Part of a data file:
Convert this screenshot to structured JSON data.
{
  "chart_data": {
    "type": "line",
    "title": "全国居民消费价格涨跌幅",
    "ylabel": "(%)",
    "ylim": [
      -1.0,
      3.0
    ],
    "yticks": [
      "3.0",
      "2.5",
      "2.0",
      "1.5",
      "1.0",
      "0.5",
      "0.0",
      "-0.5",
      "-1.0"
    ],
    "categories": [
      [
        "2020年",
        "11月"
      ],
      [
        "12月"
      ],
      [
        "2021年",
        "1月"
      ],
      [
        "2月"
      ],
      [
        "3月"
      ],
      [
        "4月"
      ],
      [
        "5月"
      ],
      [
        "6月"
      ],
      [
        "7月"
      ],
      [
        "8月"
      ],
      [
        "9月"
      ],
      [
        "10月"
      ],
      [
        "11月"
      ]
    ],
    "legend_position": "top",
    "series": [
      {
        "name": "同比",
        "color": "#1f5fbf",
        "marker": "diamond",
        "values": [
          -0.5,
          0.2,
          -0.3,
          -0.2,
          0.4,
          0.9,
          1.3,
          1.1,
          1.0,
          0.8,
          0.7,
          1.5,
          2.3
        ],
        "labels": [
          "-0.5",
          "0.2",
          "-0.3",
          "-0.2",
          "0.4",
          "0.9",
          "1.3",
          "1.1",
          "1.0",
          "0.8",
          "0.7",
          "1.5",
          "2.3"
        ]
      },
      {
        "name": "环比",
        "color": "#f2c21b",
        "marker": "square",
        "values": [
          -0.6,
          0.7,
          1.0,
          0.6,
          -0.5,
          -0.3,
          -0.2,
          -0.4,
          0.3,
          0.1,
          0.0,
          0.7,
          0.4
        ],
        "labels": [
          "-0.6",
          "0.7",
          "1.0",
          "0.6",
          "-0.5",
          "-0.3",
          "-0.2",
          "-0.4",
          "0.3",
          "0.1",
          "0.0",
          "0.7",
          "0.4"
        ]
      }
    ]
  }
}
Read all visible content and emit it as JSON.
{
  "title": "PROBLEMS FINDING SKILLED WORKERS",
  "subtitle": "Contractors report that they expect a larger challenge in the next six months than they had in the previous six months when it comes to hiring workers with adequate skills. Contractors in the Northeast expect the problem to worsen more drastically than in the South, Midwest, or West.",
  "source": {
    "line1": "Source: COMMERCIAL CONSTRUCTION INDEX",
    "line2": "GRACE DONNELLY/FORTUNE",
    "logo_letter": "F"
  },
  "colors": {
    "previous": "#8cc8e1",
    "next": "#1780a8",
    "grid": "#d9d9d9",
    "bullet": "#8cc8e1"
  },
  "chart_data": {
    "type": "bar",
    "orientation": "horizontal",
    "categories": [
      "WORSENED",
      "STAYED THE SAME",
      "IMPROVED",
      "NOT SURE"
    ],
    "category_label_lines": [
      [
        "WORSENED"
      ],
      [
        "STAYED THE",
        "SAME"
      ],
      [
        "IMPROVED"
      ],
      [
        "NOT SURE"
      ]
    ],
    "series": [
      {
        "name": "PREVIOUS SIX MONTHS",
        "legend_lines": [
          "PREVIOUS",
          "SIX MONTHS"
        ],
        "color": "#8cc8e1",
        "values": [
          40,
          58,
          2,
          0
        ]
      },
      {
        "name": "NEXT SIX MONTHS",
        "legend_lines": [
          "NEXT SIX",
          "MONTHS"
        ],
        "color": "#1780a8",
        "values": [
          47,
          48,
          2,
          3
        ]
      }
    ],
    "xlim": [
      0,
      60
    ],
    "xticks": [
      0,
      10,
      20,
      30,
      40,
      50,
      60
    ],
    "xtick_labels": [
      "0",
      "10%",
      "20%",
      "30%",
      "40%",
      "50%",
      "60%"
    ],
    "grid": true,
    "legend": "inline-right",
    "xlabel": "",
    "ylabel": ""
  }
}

#### [EXERCISE REQUIREMENTS]
Using the material above, print every entry exactly as written.

#### [TASK RESULT]
Convert this screenshot to structured JSON data.
{
  "chart_data": {
    "type": "line",
    "title": "全国居民消费价格涨跌幅",
    "ylabel": "(%)",
    "ylim": [
      -1.0,
      3.0
    ],
    "yticks": [
      "3.0",
      "2.5",
      "2.0",
      "1.5",
      "1.0",
      "0.5",
      "0.0",
      "-0.5",
      "-1.0"
    ],
    "categories": [
      [
        "2020年",
        "11月"
      ],
      [
        "12月"
      ],
      [
        "2021年",
        "1月"
      ],
      [
        "2月"
      ],
      [
        "3月"
      ],
      [
        "4月"
      ],
      [
        "5月"
      ],
      [
        "6月"
      ],
      [
        "7月"
      ],
      [
        "8月"
      ],
      [
        "9月"
      ],
      [
        "10月"
      ],
      [
        "11月"
      ]
    ],
    "legend_position": "top",
    "series": [
      {
        "name": "同比",
        "color": "#1f5fbf",
        "marker": "diamond",
        "values": [
          -0.5,
          0.2,
          -0.3,
          -0.2,
          0.4,
          0.9,
          1.3,
          1.1,
          1.0,
          0.8,
          0.7,
          1.5,
          2.3
        ],
        "labels": [
          "-0.5",
          "0.2",
          "-0.3",
          "-0.2",
          "0.4",
          "0.9",
          "1.3",
          "1.1",
          "1.0",
          "0.8",
          "0.7",
          "1.5",
          "2.3"
        ]
      },
      {
        "name": "环比",
        "color": "#f2c21b",
        "marker": "square",
        "values": [
          -0.6,
          0.7,
          1.0,
          0.6,
          -0.5,
          -0.3,
          -0.2,
          -0.4,
          0.3,
          0.1,
          0.0,
          0.7,
          0.4
        ],
        "labels": [
          "-0.6",
          "0.7",
          "1.0",
          "0.6",
          "-0.5",
          "-0.3",
          "-0.2",
          "-0.4",
          "0.3",
          "0.1",
          "0.0",
          "0.7",
          "0.4"
        ]
      }
    ]
  }
}
Read all visible content and emit it as JSON.
{
  "title": "PROBLEMS FINDING SKILLED WORKERS",
  "subtitle": "Contractors report that they expect a larger challenge in the next six months than they had in the previous six months when it comes to hiring workers with adequate skills. Contractors in the Northeast expect the problem to worsen more drastically than in the South, Midwest, or West.",
  "source": {
    "line1": "Source: COMMERCIAL CONSTRUCTION INDEX",
    "line2": "GRACE DONNELLY/FORTUNE",
    "logo_letter": "F"
  },
  "colors": {
    "previous": "#8cc8e1",
    "next": "#1780a8",
    "grid": "#d9d9d9",
    "bullet": "#8cc8e1"
  },
  "chart_data": {
    "type": "bar",
    "orientation": "horizontal",
    "categories": [
      "WORSENED",
      "STAYED THE SAME",
      "IMPROVED",
      "NOT SURE"
    ],
    "category_label_lines": [
      [
        "WORSENED"
      ],
      [
        "STAYED THE",
        "SAME"
      ],
      [
        "IMPROVED"
      ],
      [
        "NOT SURE"
      ]
    ],
    "series": [
      {
        "name": "PREVIOUS SIX MONTHS",
        "legend_lines": [
          "PREVIOUS",
          "SIX MONTHS"
        ],
        "color": "#8cc8e1",
        "values": [
          40,
          58,
          2,
          0
        ]
      },
      {
        "name": "NEXT SIX MONTHS",
        "legend_lines": [
          "NEXT SIX",
          "MONTHS"
        ],
        "color": "#1780a8",
        "values": [
          47,
          48,
          2,
          3
        ]
      }
    ],
    "xlim": [
      0,
      60
    ],
    "xticks": [
      0,
      10,
      20,
      30,
      40,
      50,
      60
    ],
    "xtick_labels": [
      "0",
      "10%",
      "20%",
      "30%",
      "40%",
      "50%",
      "60%"
    ],
    "grid": true,
    "legend": "inline-right",
    "xlabel": "",
    "ylabel": ""
  }
}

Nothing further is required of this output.